>> start RAW DATA

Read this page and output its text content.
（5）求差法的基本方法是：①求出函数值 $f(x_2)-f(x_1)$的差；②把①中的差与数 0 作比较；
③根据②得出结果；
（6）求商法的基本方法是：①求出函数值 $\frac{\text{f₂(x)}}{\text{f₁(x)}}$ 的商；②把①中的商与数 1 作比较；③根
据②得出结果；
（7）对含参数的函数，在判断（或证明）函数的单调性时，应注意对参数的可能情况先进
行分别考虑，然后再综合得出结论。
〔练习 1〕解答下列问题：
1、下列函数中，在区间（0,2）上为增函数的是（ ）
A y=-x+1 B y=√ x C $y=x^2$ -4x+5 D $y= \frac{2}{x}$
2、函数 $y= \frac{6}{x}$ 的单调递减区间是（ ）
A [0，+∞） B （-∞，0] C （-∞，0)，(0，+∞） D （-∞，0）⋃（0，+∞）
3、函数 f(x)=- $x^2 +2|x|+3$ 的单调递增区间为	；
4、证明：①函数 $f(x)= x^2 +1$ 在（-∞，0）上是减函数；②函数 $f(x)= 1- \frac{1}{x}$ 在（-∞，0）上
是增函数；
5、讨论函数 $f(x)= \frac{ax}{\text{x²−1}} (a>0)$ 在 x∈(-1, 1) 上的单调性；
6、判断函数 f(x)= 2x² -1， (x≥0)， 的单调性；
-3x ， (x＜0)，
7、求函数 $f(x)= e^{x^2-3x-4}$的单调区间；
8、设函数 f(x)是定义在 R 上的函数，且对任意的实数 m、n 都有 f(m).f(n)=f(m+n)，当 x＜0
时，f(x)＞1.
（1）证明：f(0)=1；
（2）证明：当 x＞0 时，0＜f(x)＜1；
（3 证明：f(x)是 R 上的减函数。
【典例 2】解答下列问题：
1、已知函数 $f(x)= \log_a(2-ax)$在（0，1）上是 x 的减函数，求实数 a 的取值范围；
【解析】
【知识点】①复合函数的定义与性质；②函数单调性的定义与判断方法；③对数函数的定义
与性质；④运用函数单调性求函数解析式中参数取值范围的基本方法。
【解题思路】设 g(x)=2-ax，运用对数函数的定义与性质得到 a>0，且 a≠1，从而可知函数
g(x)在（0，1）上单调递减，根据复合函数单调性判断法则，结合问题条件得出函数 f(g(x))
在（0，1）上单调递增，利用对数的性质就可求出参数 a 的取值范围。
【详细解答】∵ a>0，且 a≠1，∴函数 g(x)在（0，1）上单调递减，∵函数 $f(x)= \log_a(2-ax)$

>> end RAW DATA

__EXERCISE__. Copy each entry exactly, with nothing added or dropped.

__RESPONSE TO THE EXERCISE__.
Read this page and output its text content.
（5）求差法的基本方法是：①求出函数值 $f(x_2)-f(x_1)$的差；②把①中的差与数 0 作比较；
③根据②得出结果；
（6）求商法的基本方法是：①求出函数值 $\frac{\text{f₂(x)}}{\text{f₁(x)}}$ 的商；②把①中的商与数 1 作比较；③根
据②得出结果；
（7）对含参数的函数，在判断（或证明）函数的单调性时，应注意对参数的可能情况先进
行分别考虑，然后再综合得出结论。
〔练习 1〕解答下列问题：
1、下列函数中，在区间（0,2）上为增函数的是（ ）
A y=-x+1 B y=√ x C $y=x^2$ -4x+5 D $y= \frac{2}{x}$
2、函数 $y= \frac{6}{x}$ 的单调递减区间是（ ）
A [0，+∞） B （-∞，0] C （-∞，0)，(0，+∞） D （-∞，0）⋃（0，+∞）
3、函数 f(x)=- $x^2 +2|x|+3$ 的单调递增区间为	；
4、证明：①函数 $f(x)= x^2 +1$ 在（-∞，0）上是减函数；②函数 $f(x)= 1- \frac{1}{x}$ 在（-∞，0）上
是增函数；
5、讨论函数 $f(x)= \frac{ax}{\text{x²−1}} (a>0)$ 在 x∈(-1, 1) 上的单调性；
6、判断函数 f(x)= 2x² -1， (x≥0)， 的单调性；
-3x ， (x＜0)，
7、求函数 $f(x)= e^{x^2-3x-4}$的单调区间；
8、设函数 f(x)是定义在 R 上的函数，且对任意的实数 m、n 都有 f(m).f(n)=f(m+n)，当 x＜0
时，f(x)＞1.
（1）证明：f(0)=1；
（2）证明：当 x＞0 时，0＜f(x)＜1；
（3 证明：f(x)是 R 上的减函数。
【典例 2】解答下列问题：
1、已知函数 $f(x)= \log_a(2-ax)$在（0，1）上是 x 的减函数，求实数 a 的取值范围；
【解析】
【知识点】①复合函数的定义与性质；②函数单调性的定义与判断方法；③对数函数的定义
与性质；④运用函数单调性求函数解析式中参数取值范围的基本方法。
【解题思路】设 g(x)=2-ax，运用对数函数的定义与性质得到 a>0，且 a≠1，从而可知函数
g(x)在（0，1）上单调递减，根据复合函数单调性判断法则，结合问题条件得出函数 f(g(x))
在（0，1）上单调递增，利用对数的性质就可求出参数 a 的取值范围。
【详细解答】∵ a>0，且 a≠1，∴函数 g(x)在（0，1）上单调递减，∵函数 $f(x)= \log_a(2-ax)$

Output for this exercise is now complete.